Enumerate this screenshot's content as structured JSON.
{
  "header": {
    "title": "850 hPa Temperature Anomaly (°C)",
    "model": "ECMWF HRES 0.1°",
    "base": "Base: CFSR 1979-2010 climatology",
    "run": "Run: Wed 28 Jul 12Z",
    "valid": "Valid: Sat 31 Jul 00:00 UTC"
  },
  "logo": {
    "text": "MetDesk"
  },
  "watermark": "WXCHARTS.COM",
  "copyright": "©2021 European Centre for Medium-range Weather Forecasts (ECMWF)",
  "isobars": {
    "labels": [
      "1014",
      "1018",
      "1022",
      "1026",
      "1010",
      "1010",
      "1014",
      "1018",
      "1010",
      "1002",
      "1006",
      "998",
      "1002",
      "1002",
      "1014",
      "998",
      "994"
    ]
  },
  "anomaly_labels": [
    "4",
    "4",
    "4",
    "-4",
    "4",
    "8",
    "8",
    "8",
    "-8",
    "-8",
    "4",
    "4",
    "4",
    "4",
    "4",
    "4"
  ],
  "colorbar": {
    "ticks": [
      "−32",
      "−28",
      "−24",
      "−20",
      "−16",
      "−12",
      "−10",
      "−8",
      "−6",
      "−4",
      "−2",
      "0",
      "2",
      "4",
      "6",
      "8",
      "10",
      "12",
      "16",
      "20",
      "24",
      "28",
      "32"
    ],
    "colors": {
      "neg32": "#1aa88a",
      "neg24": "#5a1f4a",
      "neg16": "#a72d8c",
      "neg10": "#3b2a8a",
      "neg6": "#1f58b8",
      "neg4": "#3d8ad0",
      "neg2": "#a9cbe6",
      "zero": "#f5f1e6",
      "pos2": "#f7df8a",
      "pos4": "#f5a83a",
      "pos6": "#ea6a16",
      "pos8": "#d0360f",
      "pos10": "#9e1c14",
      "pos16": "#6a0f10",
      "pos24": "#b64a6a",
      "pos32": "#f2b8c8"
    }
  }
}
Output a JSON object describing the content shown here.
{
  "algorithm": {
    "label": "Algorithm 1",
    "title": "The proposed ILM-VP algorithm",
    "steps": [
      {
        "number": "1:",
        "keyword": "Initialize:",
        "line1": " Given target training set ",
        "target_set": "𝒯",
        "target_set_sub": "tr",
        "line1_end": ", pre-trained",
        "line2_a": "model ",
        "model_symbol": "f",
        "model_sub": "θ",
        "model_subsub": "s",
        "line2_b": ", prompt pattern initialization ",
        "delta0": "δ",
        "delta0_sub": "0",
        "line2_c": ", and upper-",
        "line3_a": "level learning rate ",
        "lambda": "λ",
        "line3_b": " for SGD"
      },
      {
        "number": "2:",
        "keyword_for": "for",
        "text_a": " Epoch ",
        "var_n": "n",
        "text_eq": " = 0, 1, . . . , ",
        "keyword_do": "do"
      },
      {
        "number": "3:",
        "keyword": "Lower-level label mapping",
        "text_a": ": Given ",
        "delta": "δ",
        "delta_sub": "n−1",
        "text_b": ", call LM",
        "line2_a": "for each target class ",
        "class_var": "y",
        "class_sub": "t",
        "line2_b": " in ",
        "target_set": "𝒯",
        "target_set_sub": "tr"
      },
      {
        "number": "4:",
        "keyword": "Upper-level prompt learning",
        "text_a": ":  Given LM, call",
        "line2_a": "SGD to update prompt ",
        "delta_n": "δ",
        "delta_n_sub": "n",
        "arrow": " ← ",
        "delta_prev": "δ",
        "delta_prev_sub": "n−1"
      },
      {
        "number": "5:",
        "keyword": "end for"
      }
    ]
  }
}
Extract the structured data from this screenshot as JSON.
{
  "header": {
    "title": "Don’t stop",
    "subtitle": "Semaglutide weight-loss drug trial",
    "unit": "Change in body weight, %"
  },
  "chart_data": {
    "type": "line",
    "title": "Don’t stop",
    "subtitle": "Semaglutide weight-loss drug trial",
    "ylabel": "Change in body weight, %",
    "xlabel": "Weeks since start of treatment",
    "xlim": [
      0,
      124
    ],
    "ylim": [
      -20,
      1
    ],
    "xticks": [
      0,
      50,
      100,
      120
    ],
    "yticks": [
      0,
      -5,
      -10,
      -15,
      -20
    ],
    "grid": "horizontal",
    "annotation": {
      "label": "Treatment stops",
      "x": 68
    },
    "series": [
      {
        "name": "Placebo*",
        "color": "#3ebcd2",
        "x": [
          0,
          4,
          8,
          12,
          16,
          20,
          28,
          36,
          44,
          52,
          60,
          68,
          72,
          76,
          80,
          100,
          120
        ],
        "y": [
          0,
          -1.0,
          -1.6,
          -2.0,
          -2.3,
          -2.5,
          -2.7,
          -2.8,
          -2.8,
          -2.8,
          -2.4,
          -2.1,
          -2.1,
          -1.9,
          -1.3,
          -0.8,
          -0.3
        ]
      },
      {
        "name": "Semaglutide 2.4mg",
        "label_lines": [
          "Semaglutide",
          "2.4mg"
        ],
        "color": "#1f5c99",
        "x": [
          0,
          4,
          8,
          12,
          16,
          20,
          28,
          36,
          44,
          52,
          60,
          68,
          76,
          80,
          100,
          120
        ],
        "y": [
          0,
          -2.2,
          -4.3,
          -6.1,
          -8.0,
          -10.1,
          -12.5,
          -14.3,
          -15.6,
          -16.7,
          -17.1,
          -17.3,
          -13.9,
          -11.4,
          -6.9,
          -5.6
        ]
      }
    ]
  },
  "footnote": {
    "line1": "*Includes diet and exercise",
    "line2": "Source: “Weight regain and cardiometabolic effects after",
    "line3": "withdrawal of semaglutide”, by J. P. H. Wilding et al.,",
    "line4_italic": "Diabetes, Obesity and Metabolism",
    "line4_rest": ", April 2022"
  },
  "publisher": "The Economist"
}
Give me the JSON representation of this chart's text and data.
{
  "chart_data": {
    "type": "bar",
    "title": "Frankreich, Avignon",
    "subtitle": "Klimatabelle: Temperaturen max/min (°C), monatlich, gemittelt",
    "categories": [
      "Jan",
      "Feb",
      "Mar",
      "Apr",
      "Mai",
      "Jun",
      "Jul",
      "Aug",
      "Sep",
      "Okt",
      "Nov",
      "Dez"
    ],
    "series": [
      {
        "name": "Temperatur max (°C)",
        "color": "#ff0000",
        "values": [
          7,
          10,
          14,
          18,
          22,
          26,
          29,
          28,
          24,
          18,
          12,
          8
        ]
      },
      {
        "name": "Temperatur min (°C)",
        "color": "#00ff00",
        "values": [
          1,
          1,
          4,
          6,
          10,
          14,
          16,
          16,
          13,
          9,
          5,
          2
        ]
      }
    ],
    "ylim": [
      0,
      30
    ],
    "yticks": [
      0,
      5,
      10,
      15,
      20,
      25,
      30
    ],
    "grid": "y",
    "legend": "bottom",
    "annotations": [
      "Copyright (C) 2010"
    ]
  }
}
########################################
● **What is required**:
The required output is the span of lines from the one containing "Give me the" to the last line, reproduced character for character.

● **Solution below**:
Give me the JSON representation of this chart's text and data.
{
  "chart_data": {
    "type": "bar",
    "title": "Frankreich, Avignon",
    "subtitle": "Klimatabelle: Temperaturen max/min (°C), monatlich, gemittelt",
    "categories": [
      "Jan",
      "Feb",
      "Mar",
      "Apr",
      "Mai",
      "Jun",
      "Jul",
      "Aug",
      "Sep",
      "Okt",
      "Nov",
      "Dez"
    ],
    "series": [
      {
        "name": "Temperatur max (°C)",
        "color": "#ff0000",
        "values": [
          7,
          10,
          14,
          18,
          22,
          26,
          29,
          28,
          24,
          18,
          12,
          8
        ]
      },
      {
        "name": "Temperatur min (°C)",
        "color": "#00ff00",
        "values": [
          1,
          1,
          4,
          6,
          10,
          14,
          16,
          16,
          13,
          9,
          5,
          2
        ]
      }
    ],
    "ylim": [
      0,
      30
    ],
    "yticks": [
      0,
      5,
      10,
      15,
      20,
      25,
      30
    ],
    "grid": "y",
    "legend": "bottom",
    "annotations": [
      "Copyright (C) 2010"
    ]
  }
}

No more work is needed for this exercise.